--- start ---

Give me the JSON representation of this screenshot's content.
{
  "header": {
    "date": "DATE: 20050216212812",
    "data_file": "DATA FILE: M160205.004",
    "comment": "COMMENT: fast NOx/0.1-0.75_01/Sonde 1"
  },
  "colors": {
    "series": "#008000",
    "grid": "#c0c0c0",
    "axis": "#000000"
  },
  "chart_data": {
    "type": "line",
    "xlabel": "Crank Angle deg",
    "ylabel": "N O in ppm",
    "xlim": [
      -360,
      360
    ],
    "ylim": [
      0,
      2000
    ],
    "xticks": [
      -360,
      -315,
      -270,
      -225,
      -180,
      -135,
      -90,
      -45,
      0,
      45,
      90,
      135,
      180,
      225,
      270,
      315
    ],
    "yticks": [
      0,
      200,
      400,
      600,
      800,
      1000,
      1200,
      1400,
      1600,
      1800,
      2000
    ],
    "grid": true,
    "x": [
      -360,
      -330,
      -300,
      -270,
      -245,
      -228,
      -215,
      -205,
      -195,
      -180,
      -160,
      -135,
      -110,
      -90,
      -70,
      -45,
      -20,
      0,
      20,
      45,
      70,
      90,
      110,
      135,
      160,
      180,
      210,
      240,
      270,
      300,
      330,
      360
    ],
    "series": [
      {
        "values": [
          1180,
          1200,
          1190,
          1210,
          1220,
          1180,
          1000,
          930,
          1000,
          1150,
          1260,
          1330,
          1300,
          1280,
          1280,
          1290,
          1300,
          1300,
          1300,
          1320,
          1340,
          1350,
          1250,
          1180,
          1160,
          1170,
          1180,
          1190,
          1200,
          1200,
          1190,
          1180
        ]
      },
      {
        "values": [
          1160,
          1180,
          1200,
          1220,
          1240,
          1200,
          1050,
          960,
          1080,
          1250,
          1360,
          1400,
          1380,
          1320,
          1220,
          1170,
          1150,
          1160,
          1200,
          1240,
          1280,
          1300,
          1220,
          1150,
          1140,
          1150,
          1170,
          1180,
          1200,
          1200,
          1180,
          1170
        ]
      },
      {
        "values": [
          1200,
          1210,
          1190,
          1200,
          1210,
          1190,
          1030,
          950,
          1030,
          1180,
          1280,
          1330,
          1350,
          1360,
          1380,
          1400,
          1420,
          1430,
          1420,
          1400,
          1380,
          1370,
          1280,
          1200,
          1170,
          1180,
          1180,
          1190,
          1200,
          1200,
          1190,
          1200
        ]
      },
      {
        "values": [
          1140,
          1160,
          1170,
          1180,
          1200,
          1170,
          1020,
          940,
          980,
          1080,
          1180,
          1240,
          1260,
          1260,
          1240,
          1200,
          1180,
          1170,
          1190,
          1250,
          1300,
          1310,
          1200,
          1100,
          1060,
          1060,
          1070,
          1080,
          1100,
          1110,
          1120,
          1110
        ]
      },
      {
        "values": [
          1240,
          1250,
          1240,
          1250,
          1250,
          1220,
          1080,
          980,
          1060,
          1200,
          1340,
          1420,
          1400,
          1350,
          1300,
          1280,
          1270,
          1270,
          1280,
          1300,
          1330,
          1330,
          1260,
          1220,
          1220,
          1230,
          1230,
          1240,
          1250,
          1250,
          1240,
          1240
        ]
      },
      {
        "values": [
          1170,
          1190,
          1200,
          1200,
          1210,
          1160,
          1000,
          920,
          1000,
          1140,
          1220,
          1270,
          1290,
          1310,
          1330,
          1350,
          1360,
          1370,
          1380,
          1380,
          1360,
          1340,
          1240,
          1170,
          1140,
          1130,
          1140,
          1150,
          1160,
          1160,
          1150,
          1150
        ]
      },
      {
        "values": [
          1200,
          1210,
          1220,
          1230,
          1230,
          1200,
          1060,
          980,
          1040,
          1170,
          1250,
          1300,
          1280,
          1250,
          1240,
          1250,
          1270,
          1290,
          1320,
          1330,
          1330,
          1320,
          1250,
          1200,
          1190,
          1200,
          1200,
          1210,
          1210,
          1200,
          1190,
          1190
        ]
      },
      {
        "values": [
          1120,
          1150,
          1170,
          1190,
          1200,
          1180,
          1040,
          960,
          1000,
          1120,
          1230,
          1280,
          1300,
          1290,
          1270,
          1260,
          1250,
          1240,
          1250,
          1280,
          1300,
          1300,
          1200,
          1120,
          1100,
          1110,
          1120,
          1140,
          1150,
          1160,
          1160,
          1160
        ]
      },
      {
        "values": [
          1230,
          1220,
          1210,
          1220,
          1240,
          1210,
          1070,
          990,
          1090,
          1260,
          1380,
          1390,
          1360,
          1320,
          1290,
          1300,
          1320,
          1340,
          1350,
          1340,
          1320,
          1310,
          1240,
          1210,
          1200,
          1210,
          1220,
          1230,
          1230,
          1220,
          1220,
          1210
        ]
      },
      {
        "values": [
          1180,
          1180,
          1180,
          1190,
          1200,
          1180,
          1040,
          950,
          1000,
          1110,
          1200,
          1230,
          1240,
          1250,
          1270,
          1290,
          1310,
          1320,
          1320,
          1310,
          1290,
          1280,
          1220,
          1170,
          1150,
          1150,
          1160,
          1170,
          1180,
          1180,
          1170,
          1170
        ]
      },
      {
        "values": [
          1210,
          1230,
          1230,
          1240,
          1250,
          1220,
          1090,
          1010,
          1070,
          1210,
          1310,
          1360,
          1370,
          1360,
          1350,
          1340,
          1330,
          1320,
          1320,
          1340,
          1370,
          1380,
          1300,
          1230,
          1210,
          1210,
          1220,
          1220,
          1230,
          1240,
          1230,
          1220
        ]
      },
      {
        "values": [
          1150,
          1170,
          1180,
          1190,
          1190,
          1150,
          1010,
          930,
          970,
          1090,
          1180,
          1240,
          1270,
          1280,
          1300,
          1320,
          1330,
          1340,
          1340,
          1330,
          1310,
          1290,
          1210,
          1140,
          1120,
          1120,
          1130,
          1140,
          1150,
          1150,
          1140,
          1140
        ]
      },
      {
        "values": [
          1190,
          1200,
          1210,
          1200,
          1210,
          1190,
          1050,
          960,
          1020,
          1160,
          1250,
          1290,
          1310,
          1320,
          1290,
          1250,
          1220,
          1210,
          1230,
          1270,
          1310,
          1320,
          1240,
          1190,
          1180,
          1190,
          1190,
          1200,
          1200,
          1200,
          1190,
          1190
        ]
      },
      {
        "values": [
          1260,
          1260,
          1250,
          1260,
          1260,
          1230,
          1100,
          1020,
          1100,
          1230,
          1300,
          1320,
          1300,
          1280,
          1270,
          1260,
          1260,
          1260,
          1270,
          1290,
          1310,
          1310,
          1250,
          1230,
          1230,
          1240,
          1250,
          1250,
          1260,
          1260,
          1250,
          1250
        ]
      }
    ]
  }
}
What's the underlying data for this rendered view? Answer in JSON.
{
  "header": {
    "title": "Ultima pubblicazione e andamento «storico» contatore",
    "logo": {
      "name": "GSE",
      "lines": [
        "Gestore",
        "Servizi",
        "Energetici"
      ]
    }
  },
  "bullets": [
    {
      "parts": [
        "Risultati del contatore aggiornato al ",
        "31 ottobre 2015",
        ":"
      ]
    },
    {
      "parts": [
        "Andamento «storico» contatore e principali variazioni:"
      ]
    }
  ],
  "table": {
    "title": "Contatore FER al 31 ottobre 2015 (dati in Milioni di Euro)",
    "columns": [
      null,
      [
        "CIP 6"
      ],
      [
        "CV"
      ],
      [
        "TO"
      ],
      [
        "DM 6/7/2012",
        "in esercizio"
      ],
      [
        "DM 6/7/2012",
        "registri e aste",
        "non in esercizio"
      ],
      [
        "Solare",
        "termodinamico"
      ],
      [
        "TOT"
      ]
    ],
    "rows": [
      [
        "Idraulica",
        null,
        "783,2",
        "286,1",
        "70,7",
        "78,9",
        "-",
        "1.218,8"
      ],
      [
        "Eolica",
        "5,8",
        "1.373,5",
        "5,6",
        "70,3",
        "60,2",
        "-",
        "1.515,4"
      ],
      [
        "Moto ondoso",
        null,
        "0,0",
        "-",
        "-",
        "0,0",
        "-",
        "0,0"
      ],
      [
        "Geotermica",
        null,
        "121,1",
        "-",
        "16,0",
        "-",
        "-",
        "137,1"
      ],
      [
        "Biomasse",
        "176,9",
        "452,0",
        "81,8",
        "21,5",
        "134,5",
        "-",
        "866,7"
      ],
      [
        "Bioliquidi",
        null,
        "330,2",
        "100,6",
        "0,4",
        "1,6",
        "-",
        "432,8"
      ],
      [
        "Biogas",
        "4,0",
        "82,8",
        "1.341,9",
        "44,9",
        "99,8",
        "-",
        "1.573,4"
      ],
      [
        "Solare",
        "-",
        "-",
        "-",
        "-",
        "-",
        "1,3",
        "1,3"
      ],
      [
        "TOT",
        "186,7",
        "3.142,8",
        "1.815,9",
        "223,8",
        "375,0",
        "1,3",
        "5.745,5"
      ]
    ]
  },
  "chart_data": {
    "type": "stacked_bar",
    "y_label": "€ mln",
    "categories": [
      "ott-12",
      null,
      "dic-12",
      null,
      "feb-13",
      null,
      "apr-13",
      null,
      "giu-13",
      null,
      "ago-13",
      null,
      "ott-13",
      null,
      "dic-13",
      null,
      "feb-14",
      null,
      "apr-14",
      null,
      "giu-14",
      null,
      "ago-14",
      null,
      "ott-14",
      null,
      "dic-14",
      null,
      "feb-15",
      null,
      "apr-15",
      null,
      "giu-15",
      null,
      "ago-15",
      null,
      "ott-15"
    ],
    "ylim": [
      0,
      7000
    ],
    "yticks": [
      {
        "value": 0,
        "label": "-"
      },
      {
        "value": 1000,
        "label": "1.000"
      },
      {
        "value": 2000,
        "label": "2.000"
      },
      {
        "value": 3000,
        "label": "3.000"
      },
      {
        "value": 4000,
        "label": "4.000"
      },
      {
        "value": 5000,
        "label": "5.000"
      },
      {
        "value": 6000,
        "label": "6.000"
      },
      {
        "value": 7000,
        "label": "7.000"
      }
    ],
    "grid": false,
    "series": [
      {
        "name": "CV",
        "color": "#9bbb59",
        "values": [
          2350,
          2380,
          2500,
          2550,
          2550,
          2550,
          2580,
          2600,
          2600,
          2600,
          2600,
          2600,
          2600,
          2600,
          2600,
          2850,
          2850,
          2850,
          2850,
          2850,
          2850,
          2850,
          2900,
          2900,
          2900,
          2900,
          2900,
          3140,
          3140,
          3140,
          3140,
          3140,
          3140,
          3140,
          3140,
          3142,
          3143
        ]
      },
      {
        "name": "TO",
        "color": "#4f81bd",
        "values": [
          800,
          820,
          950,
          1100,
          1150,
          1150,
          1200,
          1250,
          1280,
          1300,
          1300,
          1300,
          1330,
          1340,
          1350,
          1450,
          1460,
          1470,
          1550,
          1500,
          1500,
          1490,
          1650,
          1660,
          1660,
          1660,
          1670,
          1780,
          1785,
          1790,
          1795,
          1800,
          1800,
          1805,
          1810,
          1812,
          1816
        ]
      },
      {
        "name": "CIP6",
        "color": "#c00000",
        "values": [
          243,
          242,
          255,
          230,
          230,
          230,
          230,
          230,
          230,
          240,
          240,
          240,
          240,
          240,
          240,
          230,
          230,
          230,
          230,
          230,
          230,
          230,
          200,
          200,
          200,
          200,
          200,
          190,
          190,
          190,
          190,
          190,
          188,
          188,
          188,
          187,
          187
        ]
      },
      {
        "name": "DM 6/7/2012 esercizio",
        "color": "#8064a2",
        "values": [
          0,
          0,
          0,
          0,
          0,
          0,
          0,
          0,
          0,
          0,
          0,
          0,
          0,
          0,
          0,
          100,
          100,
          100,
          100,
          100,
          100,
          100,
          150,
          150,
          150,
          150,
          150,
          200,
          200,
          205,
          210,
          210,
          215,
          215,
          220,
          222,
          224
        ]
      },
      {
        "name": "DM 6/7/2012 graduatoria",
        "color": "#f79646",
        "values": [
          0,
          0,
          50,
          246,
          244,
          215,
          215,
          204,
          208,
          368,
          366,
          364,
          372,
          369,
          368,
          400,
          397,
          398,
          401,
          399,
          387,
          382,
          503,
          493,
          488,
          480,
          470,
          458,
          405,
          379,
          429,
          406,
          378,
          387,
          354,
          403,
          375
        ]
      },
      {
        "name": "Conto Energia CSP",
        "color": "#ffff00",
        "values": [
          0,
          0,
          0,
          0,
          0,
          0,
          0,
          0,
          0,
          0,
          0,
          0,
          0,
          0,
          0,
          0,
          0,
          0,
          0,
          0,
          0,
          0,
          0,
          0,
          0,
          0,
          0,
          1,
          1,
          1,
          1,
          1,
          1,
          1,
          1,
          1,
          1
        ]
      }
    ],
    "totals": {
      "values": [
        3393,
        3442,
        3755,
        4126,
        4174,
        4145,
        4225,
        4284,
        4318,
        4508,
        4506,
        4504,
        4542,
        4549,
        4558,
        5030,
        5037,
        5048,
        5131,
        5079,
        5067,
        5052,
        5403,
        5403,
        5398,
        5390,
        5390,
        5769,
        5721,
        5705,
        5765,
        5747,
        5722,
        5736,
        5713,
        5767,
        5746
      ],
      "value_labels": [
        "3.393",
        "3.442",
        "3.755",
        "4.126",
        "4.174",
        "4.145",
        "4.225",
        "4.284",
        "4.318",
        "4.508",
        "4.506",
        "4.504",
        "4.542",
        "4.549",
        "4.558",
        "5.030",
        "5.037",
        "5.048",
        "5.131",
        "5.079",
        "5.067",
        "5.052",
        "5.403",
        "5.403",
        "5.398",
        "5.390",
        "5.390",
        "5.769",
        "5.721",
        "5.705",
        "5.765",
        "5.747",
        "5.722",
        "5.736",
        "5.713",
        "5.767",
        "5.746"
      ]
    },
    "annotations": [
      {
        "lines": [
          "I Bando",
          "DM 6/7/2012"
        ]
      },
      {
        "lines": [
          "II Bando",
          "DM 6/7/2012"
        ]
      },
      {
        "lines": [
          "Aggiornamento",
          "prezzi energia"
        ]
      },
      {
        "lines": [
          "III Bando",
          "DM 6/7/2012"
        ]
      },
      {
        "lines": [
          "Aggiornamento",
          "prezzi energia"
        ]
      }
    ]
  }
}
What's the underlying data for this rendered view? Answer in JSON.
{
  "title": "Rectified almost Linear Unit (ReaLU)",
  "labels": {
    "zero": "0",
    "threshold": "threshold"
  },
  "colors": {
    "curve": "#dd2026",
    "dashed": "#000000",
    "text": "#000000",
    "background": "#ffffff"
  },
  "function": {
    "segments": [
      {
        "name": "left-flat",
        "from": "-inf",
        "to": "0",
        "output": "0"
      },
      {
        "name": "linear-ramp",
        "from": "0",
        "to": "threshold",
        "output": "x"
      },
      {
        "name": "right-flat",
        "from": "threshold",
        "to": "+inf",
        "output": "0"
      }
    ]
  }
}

--- end ---

What you are asked to do -> In the entries above, identify every line with the string "threshold".

Problem solution ->
    "threshold": "threshold"
        "to": "threshold",
        "from": "threshold",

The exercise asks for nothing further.